> **Entries from a dataset**:
-- begin --
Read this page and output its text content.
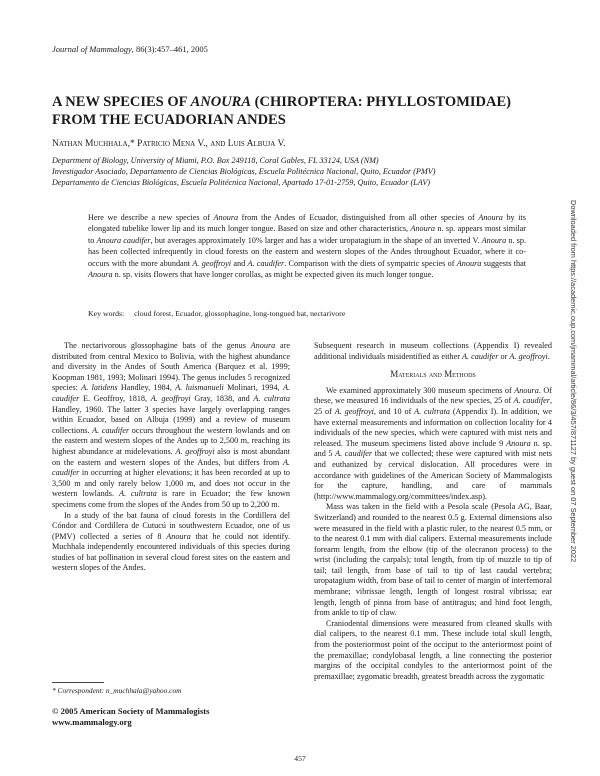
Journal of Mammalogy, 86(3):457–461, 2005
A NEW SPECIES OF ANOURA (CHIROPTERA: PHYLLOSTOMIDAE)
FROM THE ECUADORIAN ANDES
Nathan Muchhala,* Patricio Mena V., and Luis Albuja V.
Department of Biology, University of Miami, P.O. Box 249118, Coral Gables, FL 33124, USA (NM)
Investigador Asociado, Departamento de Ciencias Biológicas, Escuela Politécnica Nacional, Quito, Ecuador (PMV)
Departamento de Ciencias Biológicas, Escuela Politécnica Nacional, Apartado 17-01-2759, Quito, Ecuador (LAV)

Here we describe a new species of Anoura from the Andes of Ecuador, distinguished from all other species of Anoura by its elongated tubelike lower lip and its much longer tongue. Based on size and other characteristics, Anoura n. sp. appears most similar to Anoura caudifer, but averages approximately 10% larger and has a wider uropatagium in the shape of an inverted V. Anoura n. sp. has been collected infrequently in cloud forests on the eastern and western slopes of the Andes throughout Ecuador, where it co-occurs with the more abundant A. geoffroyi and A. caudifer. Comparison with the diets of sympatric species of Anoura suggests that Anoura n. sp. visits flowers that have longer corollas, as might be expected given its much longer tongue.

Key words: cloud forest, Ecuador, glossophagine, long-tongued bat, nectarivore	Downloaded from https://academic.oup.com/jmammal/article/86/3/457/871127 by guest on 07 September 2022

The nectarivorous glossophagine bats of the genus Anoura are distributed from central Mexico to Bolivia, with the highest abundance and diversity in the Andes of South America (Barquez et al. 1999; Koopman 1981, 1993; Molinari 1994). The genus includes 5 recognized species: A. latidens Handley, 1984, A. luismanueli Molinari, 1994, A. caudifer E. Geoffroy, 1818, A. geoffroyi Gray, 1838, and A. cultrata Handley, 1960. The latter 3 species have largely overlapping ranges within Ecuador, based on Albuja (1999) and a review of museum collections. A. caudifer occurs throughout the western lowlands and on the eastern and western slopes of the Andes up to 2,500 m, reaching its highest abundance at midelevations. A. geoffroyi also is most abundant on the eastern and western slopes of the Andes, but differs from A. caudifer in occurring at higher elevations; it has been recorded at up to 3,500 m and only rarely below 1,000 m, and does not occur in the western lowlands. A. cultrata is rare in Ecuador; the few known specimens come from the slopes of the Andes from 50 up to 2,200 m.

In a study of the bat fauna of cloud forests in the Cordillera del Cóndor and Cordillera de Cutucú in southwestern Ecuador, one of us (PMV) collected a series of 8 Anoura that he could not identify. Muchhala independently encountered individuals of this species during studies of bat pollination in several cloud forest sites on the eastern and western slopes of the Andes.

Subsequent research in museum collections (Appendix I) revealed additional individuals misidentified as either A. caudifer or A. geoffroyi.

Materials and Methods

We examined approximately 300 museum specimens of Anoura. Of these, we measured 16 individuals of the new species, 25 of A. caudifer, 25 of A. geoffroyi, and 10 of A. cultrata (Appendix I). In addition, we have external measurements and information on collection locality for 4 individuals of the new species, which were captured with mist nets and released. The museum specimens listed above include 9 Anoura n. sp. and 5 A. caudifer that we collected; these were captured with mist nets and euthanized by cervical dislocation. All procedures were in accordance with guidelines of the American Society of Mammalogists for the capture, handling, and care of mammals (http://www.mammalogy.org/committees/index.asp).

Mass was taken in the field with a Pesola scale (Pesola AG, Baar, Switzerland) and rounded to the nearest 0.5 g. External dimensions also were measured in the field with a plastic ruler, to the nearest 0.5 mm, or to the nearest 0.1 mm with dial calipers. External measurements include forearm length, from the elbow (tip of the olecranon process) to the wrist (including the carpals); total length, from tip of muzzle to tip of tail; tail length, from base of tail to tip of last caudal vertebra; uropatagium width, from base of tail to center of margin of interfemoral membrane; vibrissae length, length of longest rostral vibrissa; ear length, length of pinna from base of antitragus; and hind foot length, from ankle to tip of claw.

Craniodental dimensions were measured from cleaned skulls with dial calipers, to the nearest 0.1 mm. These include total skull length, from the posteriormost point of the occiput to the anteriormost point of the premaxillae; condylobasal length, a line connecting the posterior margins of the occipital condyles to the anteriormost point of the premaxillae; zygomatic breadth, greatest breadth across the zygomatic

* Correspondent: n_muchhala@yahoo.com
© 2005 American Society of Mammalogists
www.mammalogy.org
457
-- end --
-- begin --
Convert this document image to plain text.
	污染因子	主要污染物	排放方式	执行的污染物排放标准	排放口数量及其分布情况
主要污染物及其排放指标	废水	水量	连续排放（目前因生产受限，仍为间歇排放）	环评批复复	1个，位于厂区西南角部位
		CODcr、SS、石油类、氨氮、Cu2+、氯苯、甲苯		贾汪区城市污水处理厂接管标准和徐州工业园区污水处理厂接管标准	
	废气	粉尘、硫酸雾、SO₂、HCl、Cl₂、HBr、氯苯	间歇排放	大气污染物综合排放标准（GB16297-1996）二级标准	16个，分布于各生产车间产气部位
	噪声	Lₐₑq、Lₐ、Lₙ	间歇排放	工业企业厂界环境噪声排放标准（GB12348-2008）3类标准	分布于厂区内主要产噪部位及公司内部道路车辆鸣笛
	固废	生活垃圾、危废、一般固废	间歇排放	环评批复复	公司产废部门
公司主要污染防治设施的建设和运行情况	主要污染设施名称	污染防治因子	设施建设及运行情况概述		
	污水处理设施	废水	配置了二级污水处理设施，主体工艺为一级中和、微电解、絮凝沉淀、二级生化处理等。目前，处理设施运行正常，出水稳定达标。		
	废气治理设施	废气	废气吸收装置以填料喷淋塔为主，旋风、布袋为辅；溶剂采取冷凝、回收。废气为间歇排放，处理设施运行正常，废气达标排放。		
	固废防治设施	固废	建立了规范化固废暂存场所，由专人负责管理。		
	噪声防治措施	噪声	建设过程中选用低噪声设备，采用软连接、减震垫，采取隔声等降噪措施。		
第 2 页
-- end --
Scan the lines for the string "Escuela". Copy out each line that matches.

Investigador Asociado, Departamento de Ciencias Biológicas, Escuela Politécnica Nacional, Quito, Ecuador (PMV)
Departamento de Ciencias Biológicas, Escuela Politécnica Nacional, Apartado 17-01-2759, Quito, Ecuador (LAV)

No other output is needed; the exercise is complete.